[Dataset entries]

* * * * *

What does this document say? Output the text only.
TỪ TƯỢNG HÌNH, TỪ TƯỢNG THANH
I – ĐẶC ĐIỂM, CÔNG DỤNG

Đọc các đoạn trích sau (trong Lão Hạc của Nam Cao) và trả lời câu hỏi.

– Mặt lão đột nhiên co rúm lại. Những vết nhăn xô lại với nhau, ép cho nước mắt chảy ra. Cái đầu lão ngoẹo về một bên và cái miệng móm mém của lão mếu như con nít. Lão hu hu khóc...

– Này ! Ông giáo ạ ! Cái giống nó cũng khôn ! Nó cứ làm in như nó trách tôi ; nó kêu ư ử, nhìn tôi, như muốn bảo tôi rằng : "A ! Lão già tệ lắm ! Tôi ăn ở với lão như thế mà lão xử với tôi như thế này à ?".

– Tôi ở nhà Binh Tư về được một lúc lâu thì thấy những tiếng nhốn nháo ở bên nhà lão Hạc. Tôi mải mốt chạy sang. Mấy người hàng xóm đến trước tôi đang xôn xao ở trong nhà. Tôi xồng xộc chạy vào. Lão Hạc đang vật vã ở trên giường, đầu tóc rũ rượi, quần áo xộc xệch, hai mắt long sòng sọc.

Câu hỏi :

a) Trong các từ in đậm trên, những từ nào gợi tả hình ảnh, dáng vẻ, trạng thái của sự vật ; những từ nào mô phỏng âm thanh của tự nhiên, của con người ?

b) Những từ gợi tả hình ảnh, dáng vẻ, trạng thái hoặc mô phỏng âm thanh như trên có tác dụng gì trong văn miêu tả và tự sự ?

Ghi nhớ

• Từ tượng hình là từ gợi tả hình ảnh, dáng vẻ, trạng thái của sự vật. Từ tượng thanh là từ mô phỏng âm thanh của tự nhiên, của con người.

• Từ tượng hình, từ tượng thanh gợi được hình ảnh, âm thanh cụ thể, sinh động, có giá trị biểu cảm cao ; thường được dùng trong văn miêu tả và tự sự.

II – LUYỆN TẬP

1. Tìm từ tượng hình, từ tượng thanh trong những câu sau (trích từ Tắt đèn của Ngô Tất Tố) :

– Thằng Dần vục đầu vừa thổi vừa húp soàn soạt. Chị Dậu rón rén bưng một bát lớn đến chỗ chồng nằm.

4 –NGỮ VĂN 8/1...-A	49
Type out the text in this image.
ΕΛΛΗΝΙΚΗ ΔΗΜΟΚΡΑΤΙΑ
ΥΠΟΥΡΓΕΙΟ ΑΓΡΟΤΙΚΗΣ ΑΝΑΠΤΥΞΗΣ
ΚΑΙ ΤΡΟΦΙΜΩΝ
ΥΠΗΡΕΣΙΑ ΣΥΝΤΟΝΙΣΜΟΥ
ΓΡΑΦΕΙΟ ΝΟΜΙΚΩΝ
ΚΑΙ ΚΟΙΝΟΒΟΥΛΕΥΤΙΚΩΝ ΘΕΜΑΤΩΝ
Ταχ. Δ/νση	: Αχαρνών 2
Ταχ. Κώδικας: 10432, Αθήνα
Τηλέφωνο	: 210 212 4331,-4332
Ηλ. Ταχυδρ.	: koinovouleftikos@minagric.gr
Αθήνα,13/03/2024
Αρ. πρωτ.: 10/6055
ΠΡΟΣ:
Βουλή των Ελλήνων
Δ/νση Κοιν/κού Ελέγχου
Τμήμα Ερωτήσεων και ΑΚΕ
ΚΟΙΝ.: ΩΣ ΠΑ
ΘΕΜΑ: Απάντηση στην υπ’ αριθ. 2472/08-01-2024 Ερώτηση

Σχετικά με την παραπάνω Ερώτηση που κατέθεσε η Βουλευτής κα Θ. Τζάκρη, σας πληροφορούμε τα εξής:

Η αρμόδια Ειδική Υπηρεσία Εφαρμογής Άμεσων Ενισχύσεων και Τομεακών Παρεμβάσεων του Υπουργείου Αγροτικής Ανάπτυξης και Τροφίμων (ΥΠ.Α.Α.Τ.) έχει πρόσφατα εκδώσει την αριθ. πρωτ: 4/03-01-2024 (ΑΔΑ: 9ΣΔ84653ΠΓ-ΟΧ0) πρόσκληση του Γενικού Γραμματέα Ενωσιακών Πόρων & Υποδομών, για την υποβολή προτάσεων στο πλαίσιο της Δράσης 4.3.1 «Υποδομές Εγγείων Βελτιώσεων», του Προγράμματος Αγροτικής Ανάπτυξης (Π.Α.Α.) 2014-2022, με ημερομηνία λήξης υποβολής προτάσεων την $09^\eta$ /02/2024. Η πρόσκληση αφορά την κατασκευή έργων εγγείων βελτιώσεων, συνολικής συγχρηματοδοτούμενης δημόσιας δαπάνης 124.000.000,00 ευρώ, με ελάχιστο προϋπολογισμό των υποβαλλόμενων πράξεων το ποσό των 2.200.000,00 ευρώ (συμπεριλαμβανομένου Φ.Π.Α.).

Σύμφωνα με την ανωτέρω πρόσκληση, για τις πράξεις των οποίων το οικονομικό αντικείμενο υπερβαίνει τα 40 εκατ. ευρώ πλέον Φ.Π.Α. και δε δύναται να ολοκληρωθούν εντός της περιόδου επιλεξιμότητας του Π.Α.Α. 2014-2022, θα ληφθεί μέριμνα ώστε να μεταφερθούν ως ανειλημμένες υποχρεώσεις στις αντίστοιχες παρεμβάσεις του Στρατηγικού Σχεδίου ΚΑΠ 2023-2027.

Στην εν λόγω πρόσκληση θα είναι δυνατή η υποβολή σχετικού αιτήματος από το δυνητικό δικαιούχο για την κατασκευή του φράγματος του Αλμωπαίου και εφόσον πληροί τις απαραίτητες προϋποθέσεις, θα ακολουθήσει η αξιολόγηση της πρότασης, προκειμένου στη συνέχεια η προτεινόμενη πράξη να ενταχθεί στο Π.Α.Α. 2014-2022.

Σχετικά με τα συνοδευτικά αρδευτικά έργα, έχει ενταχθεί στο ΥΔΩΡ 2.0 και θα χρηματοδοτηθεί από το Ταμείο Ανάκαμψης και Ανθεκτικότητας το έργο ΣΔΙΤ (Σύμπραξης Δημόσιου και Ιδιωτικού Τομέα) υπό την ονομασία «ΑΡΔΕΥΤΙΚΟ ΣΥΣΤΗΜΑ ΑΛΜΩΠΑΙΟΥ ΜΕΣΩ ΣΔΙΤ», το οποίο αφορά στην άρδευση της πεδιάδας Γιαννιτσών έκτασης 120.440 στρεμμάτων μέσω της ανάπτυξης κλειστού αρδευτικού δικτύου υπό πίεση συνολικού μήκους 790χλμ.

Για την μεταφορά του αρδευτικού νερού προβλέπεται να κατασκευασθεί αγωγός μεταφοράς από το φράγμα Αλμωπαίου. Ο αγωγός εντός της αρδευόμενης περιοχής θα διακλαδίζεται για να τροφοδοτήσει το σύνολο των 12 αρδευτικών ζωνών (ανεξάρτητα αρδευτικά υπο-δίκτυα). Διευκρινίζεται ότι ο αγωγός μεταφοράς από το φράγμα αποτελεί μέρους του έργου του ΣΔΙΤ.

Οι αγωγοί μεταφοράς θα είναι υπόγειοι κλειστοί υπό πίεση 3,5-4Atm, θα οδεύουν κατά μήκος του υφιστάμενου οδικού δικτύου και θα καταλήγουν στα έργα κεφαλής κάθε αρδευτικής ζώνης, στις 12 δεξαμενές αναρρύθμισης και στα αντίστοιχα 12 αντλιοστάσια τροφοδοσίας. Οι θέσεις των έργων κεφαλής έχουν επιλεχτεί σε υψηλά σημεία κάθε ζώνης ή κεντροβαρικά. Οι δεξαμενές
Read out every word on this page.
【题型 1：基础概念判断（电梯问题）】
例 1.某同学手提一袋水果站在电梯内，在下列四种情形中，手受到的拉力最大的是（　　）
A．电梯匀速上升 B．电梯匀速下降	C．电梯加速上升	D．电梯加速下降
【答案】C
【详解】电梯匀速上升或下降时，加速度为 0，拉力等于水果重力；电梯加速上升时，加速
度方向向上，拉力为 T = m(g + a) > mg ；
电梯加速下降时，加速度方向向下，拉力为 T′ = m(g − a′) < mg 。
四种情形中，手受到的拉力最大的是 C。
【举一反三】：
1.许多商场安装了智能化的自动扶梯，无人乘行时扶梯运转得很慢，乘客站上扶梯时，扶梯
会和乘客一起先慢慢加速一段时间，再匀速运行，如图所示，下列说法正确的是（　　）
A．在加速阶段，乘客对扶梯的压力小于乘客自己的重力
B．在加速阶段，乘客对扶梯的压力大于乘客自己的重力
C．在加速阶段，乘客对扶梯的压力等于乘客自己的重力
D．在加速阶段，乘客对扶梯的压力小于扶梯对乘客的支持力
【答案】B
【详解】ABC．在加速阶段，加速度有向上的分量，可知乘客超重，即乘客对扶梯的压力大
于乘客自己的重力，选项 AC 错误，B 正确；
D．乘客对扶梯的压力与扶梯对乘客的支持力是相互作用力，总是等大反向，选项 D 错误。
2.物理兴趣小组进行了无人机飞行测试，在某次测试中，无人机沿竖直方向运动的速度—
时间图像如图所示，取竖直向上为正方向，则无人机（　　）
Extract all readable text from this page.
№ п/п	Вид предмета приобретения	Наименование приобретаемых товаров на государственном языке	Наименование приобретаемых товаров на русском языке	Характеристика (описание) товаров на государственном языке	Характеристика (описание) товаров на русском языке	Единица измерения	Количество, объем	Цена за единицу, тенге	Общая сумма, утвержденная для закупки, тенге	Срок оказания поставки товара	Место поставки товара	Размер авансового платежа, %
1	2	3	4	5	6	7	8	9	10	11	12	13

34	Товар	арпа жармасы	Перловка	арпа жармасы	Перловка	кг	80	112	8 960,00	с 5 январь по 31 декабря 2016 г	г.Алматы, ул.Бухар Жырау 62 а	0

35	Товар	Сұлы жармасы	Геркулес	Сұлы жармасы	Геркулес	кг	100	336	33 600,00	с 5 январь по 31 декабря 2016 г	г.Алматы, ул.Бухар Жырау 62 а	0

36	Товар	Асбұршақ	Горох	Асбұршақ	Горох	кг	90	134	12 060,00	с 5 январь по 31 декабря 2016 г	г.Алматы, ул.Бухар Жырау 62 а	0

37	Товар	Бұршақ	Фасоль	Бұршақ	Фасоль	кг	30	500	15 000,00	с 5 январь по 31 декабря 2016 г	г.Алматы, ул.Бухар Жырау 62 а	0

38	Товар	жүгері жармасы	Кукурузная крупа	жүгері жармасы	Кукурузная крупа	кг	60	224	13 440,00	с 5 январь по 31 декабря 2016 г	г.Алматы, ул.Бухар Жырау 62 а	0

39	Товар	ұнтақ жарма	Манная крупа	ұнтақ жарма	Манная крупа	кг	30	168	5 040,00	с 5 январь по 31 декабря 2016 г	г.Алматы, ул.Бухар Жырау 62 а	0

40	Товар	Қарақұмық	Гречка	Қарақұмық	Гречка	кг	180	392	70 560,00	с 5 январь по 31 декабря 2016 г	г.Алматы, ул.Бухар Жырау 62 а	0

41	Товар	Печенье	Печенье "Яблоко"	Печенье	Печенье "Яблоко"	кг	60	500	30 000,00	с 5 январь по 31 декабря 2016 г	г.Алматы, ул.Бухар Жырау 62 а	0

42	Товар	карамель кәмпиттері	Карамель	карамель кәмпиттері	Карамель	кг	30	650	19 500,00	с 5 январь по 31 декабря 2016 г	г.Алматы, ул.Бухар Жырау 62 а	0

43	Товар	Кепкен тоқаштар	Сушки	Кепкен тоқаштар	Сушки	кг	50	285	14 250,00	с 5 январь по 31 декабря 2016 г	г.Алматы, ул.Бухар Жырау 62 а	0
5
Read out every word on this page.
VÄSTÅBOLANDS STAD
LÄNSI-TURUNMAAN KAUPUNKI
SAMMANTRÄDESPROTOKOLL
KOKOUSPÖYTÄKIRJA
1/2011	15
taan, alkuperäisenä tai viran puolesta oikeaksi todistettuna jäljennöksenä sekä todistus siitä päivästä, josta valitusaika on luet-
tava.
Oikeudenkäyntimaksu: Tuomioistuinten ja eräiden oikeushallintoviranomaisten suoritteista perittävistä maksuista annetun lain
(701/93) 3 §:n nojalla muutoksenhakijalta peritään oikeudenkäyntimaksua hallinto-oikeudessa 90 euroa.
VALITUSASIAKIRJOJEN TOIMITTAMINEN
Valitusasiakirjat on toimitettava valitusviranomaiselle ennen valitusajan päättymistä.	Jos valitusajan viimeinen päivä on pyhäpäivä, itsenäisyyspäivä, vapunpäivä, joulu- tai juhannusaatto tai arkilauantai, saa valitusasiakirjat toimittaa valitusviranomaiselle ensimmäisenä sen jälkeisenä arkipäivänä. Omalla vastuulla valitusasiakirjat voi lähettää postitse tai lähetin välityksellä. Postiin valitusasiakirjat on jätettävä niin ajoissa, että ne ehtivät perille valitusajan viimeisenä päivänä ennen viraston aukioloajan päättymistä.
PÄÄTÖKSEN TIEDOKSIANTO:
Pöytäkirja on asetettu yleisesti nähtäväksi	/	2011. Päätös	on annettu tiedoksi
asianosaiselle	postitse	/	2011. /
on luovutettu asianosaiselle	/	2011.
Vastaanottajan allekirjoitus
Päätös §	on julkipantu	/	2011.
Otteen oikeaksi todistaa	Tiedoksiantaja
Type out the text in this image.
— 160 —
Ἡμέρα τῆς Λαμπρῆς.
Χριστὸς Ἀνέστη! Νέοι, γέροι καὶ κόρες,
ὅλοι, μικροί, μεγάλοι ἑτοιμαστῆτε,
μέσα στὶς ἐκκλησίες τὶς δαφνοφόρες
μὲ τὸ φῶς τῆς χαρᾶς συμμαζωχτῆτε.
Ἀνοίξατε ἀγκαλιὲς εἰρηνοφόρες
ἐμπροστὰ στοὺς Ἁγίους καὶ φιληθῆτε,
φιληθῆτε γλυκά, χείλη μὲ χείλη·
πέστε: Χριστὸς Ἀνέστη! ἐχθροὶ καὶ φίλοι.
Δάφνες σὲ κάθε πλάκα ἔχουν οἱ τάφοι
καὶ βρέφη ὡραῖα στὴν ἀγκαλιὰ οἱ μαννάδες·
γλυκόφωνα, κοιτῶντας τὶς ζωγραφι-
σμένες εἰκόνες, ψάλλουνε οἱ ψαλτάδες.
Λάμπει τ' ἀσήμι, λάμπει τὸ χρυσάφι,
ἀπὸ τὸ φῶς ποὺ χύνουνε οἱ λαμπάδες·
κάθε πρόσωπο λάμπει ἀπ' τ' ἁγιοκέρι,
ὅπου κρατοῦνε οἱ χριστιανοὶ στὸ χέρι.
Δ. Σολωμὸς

* * * * *

• _Objective_:
Look over the records above and copy each line that includes the string "Ἀνέστη".

• _Correct result_:
Χριστὸς Ἀνέστη! Νέοι, γέροι καὶ κόρες,
πέστε: Χριστὸς Ἀνέστη! ἐχθροὶ καὶ φίλοι.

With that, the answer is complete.